<<<<

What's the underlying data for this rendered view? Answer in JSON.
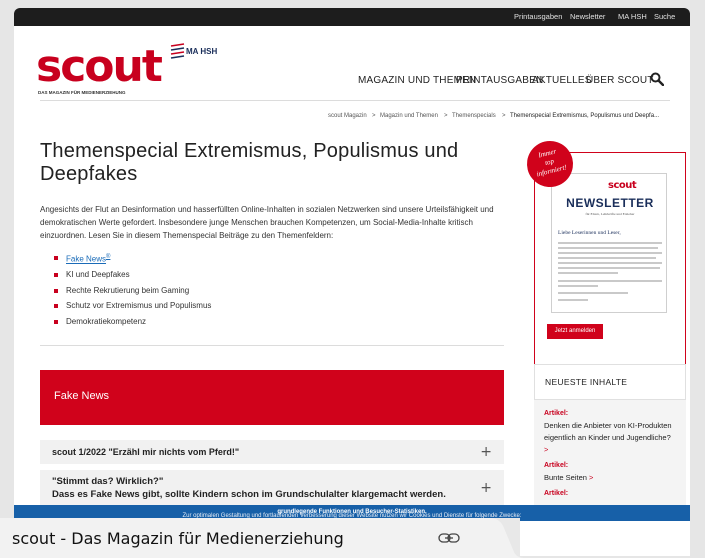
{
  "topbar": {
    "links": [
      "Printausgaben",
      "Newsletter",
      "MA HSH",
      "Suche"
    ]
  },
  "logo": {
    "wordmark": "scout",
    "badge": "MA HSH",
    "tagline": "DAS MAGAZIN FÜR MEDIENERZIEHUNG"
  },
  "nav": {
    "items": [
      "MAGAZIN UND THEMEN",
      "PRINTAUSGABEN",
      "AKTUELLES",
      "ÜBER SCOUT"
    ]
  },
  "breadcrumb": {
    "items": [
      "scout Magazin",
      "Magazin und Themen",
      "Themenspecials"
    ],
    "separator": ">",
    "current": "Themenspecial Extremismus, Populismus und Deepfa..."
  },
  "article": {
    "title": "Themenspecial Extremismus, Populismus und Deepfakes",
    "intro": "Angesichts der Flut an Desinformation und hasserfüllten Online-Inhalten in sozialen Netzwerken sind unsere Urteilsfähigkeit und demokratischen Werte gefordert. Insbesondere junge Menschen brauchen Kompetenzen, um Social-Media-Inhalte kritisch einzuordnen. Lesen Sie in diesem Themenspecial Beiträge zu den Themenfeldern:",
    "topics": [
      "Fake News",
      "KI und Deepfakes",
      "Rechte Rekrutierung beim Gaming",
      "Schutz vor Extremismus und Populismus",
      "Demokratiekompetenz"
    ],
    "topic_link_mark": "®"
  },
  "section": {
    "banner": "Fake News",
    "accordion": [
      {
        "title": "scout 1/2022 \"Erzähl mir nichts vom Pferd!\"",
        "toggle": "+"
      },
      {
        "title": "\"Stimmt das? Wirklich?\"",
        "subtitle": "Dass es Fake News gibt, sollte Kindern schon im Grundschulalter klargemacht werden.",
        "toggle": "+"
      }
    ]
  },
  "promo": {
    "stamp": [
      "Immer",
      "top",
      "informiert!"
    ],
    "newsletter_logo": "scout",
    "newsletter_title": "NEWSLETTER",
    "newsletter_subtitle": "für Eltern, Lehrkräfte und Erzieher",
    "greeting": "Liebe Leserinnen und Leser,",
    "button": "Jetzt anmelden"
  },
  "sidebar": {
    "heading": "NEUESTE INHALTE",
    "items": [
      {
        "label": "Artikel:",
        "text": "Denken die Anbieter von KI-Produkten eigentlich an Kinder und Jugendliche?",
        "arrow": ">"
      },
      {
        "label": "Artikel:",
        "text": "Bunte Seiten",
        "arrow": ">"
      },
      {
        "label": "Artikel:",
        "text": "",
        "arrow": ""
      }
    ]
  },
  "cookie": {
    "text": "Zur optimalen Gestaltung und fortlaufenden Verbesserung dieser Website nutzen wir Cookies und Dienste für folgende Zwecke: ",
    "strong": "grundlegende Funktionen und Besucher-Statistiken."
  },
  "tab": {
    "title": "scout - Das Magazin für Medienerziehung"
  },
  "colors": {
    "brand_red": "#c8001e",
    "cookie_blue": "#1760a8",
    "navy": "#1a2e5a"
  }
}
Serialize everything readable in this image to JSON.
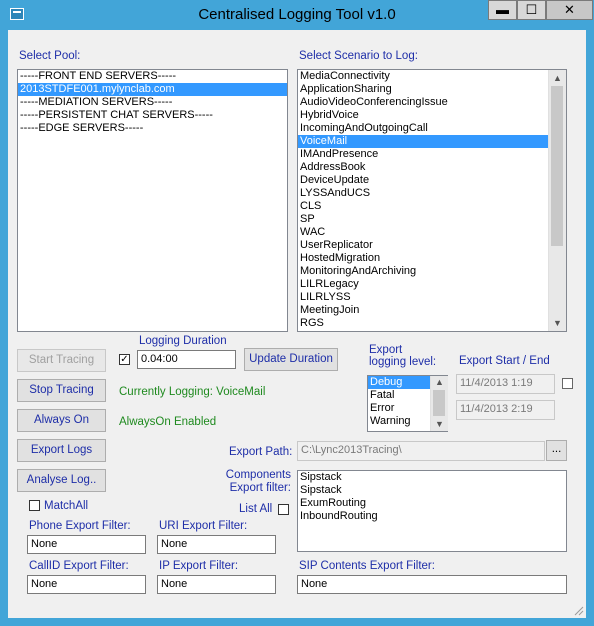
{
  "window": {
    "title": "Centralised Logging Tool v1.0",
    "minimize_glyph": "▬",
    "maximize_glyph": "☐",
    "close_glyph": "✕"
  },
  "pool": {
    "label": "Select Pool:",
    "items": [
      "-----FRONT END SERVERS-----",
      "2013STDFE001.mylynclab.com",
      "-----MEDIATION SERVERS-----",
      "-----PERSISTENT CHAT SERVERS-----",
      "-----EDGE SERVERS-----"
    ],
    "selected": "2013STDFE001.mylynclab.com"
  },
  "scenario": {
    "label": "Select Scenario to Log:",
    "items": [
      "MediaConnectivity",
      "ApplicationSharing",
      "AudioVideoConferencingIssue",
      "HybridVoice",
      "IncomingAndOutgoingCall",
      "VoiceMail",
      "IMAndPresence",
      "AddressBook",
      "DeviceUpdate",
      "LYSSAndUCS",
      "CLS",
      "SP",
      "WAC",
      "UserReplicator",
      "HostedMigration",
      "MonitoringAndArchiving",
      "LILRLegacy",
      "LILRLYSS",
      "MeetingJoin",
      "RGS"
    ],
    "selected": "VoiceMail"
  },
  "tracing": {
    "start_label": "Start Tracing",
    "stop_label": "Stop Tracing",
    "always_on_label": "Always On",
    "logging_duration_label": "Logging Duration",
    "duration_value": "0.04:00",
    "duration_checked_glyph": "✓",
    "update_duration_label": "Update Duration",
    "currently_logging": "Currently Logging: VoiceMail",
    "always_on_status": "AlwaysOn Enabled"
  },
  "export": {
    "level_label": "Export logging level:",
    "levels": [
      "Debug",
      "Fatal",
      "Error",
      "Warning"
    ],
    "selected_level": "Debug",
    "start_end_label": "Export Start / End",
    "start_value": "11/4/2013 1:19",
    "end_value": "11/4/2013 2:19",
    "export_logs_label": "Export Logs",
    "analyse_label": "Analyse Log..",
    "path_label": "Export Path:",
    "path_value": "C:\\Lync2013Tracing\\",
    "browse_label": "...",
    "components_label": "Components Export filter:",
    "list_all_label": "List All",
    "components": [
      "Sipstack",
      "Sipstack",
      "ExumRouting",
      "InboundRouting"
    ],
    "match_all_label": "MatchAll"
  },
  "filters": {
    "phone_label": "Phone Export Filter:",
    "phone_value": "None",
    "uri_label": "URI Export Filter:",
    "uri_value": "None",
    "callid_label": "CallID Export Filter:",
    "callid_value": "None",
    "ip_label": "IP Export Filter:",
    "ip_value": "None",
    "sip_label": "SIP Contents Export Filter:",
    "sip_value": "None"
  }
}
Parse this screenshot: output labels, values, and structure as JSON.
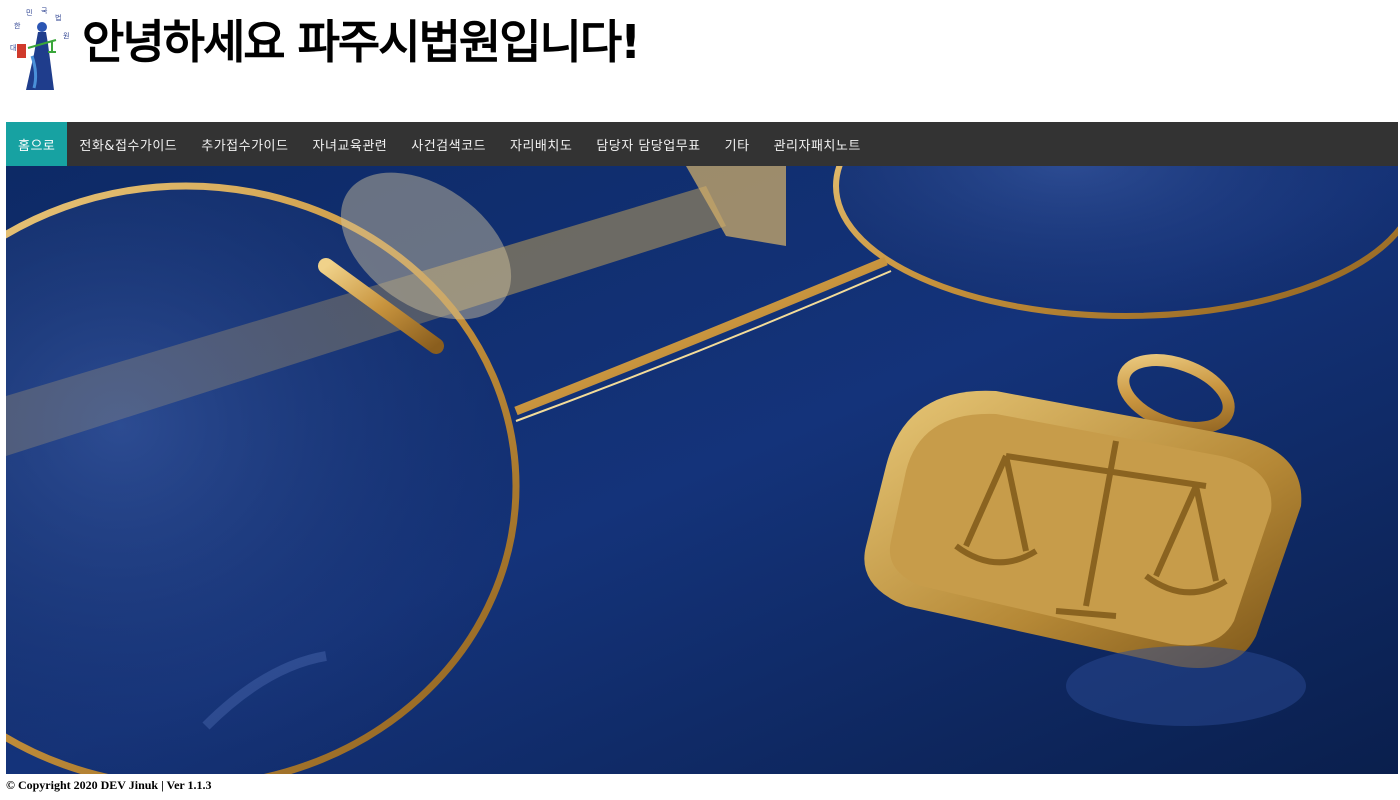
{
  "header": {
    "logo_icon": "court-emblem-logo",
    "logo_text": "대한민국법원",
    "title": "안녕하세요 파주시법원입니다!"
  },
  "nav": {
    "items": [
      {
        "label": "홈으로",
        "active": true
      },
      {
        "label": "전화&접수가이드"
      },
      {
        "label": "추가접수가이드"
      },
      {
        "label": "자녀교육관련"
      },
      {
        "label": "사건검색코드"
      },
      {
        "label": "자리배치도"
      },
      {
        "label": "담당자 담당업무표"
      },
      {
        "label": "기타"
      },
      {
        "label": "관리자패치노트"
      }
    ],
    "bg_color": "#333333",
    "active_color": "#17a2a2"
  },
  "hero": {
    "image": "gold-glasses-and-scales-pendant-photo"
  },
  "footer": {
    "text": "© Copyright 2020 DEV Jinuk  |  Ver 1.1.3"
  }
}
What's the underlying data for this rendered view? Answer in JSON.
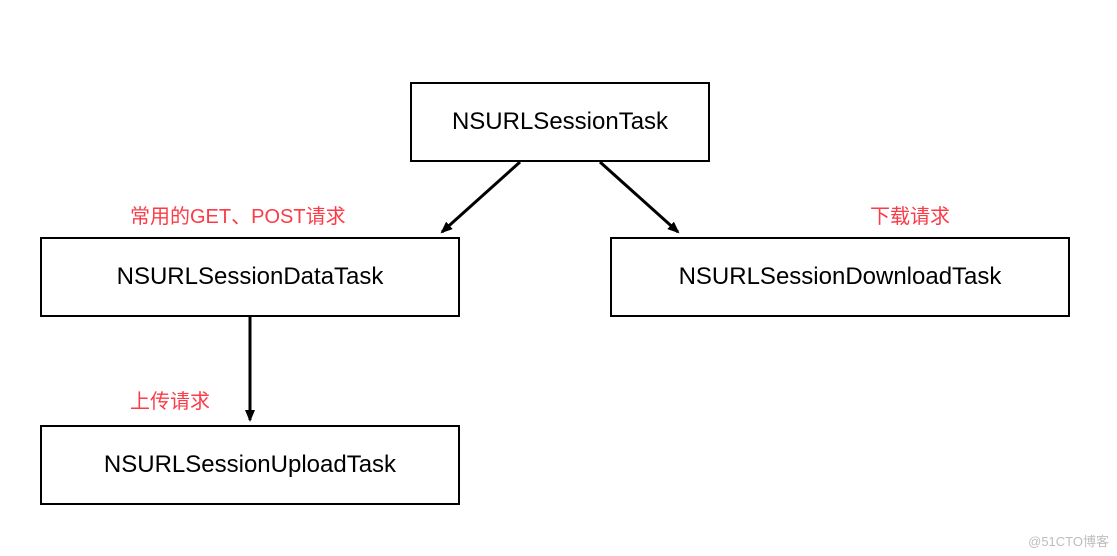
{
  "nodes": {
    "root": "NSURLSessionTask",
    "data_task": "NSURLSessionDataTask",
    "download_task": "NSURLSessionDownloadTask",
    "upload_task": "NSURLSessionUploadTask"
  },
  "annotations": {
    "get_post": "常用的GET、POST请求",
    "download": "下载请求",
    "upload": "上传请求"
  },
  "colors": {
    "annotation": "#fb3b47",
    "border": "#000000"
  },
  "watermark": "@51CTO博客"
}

>>>>

Pull out every line in the data above that has the word "mylynclab".

(ANSWER TO THE EXERCISE):
      "2013STDFE001.mylynclab.com",
    "selected": "2013STDFE001.mylynclab.com"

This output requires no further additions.